[Records about charts and figures]
▽

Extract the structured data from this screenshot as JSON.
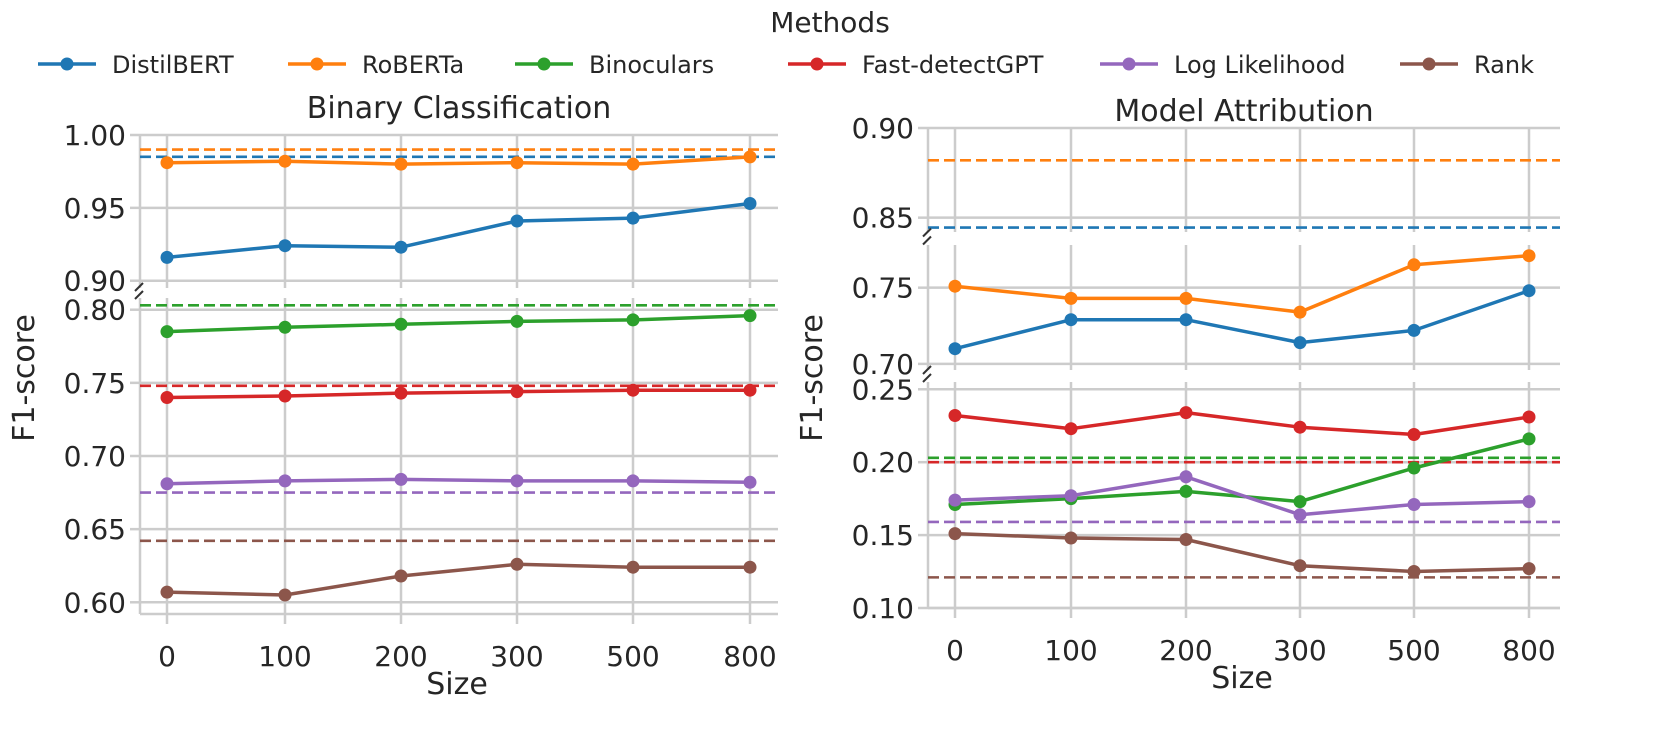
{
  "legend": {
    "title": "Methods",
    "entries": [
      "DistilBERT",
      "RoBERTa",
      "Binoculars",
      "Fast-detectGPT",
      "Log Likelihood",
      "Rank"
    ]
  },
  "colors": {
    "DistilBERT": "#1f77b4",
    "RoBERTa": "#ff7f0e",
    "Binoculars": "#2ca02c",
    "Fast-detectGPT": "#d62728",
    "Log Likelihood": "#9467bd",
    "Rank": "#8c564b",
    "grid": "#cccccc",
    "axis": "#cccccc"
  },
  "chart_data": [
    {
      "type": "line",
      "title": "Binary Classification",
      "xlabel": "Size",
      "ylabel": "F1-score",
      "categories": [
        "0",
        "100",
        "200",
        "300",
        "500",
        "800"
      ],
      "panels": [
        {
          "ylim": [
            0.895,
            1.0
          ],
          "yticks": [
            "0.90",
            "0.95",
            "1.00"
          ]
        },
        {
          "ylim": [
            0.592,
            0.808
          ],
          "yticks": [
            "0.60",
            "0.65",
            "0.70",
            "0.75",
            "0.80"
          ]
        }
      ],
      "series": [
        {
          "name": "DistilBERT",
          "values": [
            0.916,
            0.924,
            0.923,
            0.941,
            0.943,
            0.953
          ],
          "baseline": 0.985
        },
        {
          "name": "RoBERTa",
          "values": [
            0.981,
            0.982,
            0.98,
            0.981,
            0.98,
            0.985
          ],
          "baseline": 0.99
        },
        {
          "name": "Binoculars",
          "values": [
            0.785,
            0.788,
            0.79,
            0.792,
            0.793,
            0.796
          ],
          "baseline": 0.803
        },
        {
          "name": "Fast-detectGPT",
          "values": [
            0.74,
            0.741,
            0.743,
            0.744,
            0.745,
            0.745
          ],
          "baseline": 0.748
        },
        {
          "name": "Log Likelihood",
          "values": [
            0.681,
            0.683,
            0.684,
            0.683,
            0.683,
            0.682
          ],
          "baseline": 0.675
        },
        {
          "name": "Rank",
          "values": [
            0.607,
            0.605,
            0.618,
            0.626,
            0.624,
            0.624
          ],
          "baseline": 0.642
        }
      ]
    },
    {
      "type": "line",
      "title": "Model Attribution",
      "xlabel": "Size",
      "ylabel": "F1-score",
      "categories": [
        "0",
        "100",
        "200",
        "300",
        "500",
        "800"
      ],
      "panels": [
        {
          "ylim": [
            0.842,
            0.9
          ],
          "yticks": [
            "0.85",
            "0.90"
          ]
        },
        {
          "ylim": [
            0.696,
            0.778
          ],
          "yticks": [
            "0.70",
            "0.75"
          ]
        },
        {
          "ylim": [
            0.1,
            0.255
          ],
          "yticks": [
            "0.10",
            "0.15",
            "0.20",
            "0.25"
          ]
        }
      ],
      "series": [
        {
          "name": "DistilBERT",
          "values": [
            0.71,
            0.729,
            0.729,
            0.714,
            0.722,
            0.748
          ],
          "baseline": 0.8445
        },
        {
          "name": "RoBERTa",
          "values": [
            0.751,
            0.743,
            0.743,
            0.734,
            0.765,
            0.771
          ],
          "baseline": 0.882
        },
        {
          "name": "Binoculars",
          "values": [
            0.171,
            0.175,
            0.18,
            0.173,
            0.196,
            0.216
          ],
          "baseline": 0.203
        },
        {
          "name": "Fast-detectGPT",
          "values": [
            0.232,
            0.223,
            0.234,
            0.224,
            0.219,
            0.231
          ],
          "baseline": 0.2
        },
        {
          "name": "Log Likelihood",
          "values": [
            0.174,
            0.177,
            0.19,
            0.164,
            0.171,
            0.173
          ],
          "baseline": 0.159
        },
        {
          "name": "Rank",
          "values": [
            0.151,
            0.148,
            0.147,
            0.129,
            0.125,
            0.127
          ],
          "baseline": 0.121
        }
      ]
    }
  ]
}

△
▽

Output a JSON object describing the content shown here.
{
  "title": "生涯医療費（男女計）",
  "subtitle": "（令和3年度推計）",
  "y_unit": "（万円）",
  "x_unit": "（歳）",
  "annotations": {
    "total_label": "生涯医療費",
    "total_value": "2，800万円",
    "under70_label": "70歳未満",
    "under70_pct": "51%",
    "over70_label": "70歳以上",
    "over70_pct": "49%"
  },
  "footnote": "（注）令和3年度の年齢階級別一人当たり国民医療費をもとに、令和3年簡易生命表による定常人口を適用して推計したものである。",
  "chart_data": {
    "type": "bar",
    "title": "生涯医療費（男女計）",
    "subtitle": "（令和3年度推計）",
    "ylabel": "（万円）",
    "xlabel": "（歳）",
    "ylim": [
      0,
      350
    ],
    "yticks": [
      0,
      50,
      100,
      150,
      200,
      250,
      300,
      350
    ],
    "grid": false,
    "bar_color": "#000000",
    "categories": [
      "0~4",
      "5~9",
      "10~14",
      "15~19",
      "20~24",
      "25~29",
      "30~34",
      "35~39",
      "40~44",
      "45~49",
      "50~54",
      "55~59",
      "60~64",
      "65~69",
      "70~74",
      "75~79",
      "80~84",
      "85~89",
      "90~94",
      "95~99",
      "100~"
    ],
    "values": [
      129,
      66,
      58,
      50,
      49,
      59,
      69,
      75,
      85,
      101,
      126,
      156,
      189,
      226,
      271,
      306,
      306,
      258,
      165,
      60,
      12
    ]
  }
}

△

**Given problem**. Read the entries and pick out all lines that include the word "Likelihood".

**Expected answer**.
      "Log Likelihood",
    "Log Likelihood": "#9467bd",
          "name": "Log Likelihood",
          "name": "Log Likelihood",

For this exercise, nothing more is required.